Your instructions: Set down the material once more, exactly as it appears.

[Start of Record extracts]

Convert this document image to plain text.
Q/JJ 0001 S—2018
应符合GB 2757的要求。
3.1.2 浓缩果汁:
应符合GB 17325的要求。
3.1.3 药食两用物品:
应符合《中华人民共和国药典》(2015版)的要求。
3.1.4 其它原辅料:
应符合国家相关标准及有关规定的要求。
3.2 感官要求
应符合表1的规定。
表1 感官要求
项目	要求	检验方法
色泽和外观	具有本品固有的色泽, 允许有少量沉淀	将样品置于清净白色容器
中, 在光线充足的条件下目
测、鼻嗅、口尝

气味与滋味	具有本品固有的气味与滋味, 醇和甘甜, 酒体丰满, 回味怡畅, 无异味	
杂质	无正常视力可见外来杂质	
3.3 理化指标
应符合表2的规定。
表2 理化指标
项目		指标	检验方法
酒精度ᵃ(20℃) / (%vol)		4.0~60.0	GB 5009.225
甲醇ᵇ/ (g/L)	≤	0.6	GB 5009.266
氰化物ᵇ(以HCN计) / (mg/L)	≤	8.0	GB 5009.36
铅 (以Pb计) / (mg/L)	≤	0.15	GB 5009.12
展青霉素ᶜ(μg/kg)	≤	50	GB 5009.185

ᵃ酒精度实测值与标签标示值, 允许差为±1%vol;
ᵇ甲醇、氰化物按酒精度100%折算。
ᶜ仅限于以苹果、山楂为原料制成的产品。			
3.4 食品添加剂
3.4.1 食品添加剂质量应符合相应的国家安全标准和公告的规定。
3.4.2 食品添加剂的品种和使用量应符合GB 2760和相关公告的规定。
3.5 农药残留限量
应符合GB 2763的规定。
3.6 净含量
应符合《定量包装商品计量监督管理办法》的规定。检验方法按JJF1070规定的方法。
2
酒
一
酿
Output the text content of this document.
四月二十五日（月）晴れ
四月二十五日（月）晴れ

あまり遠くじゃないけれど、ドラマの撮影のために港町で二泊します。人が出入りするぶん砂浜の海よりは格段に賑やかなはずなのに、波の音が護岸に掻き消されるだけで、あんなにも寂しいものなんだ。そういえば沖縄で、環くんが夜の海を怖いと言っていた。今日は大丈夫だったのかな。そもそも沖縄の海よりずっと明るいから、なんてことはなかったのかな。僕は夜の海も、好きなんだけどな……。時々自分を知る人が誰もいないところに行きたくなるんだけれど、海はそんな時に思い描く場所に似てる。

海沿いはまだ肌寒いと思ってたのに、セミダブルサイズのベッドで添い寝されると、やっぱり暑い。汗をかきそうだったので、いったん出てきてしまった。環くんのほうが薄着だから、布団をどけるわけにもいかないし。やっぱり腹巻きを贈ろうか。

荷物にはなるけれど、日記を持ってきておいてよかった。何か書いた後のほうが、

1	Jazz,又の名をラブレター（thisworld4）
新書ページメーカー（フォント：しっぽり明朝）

[End of Record extracts]

Response to the task:
Convert this document image to plain text.
Q/JJ 0001 S—2018
应符合GB 2757的要求。
3.1.2 浓缩果汁:
应符合GB 17325的要求。
3.1.3 药食两用物品:
应符合《中华人民共和国药典》(2015版)的要求。
3.1.4 其它原辅料:
应符合国家相关标准及有关规定的要求。
3.2 感官要求
应符合表1的规定。
表1 感官要求
项目	要求	检验方法
色泽和外观	具有本品固有的色泽, 允许有少量沉淀	将样品置于清净白色容器
中, 在光线充足的条件下目
测、鼻嗅、口尝

气味与滋味	具有本品固有的气味与滋味, 醇和甘甜, 酒体丰满, 回味怡畅, 无异味	
杂质	无正常视力可见外来杂质	
3.3 理化指标
应符合表2的规定。
表2 理化指标
项目		指标	检验方法
酒精度ᵃ(20℃) / (%vol)		4.0~60.0	GB 5009.225
甲醇ᵇ/ (g/L)	≤	0.6	GB 5009.266
氰化物ᵇ(以HCN计) / (mg/L)	≤	8.0	GB 5009.36
铅 (以Pb计) / (mg/L)	≤	0.15	GB 5009.12
展青霉素ᶜ(μg/kg)	≤	50	GB 5009.185

ᵃ酒精度实测值与标签标示值, 允许差为±1%vol;
ᵇ甲醇、氰化物按酒精度100%折算。
ᶜ仅限于以苹果、山楂为原料制成的产品。			
3.4 食品添加剂
3.4.1 食品添加剂质量应符合相应的国家安全标准和公告的规定。
3.4.2 食品添加剂的品种和使用量应符合GB 2760和相关公告的规定。
3.5 农药残留限量
应符合GB 2763的规定。
3.6 净含量
应符合《定量包装商品计量监督管理办法》的规定。检验方法按JJF1070规定的方法。
2
酒
一
酿
Output the text content of this document.
四月二十五日（月）晴れ
四月二十五日（月）晴れ

あまり遠くじゃないけれど、ドラマの撮影のために港町で二泊します。人が出入りするぶん砂浜の海よりは格段に賑やかなはずなのに、波の音が護岸に掻き消されるだけで、あんなにも寂しいものなんだ。そういえば沖縄で、環くんが夜の海を怖いと言っていた。今日は大丈夫だったのかな。そもそも沖縄の海よりずっと明るいから、なんてことはなかったのかな。僕は夜の海も、好きなんだけどな……。時々自分を知る人が誰もいないところに行きたくなるんだけれど、海はそんな時に思い描く場所に似てる。

海沿いはまだ肌寒いと思ってたのに、セミダブルサイズのベッドで添い寝されると、やっぱり暑い。汗をかきそうだったので、いったん出てきてしまった。環くんのほうが薄着だから、布団をどけるわけにもいかないし。やっぱり腹巻きを贈ろうか。

荷物にはなるけれど、日記を持ってきておいてよかった。何か書いた後のほうが、

1	Jazz,又の名をラブレター（thisworld4）
新書ページメーカー（フォント：しっぽり明朝）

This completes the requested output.